(Source records)
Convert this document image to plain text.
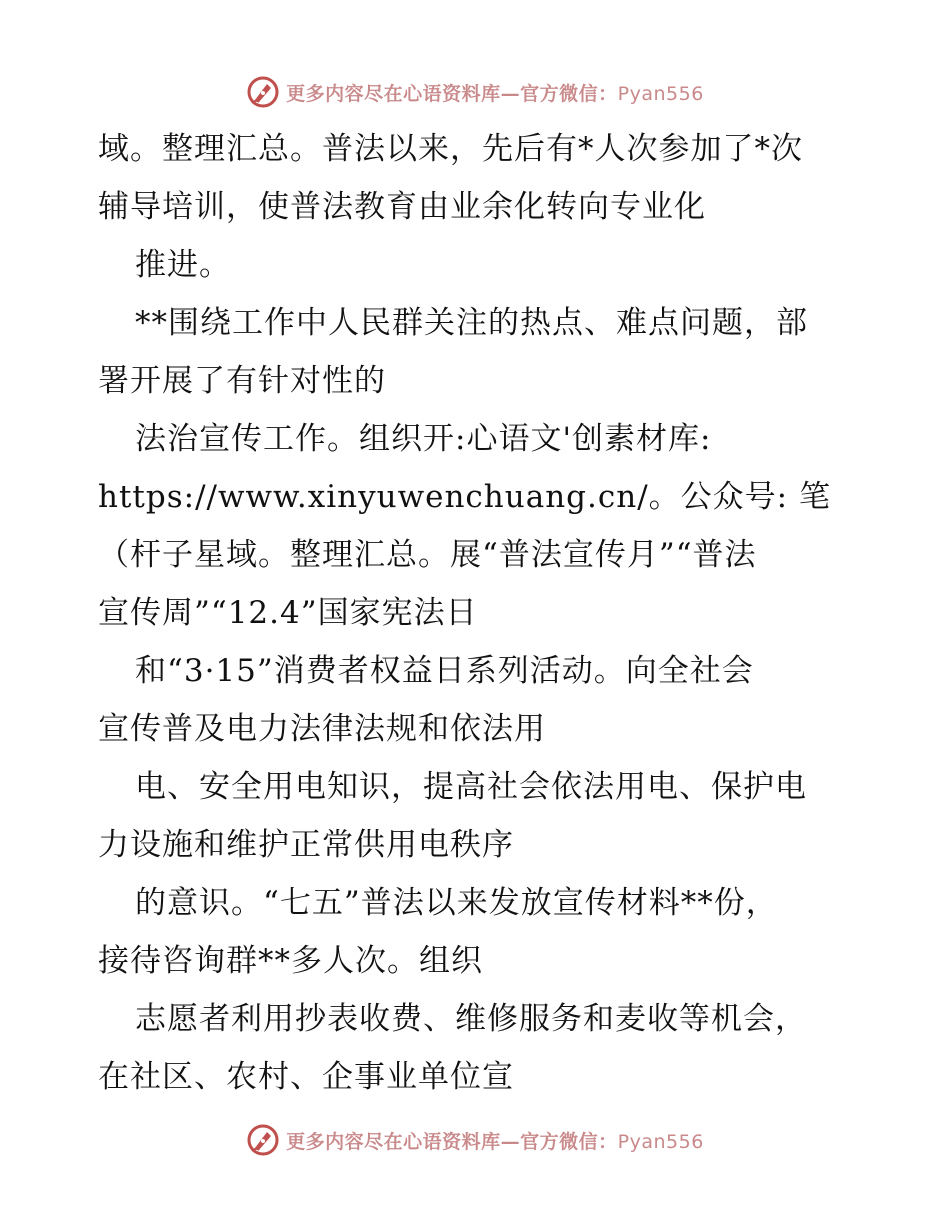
更多内容尽在心语资料库—官方微信：Pyan556
域。整理汇总。普法以来，先后有*人次参加了*次
辅导培训，使普法教育由业余化转向专业化
推进。
**围绕工作中人民群关注的热点、难点问题，部
署开展了有针对性的
法治宣传工作。组织开:心语文'创素材库:
https://www.xinyuwenchuang.cn/。公众号: 笔
（杆子星域。整理汇总。展“普法宣传月”“普法
宣传周”“12.4”国家宪法日
和“3·15”消费者权益日系列活动。向全社会
宣传普及电力法律法规和依法用
电、安全用电知识，提高社会依法用电、保护电
力设施和维护正常供用电秩序
的意识。“七五”普法以来发放宣传材料**份，
接待咨询群**多人次。组织
志愿者利用抄表收费、维修服务和麦收等机会，
在社区、农村、企事业单位宣
更多内容尽在心语资料库—官方微信：Pyan556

(Task statement)
List each line in the listing that contains the string "整理汇总".

(Final result)
域。整理汇总。普法以来，先后有*人次参加了*次
（杆子星域。整理汇总。展“普法宣传月”“普法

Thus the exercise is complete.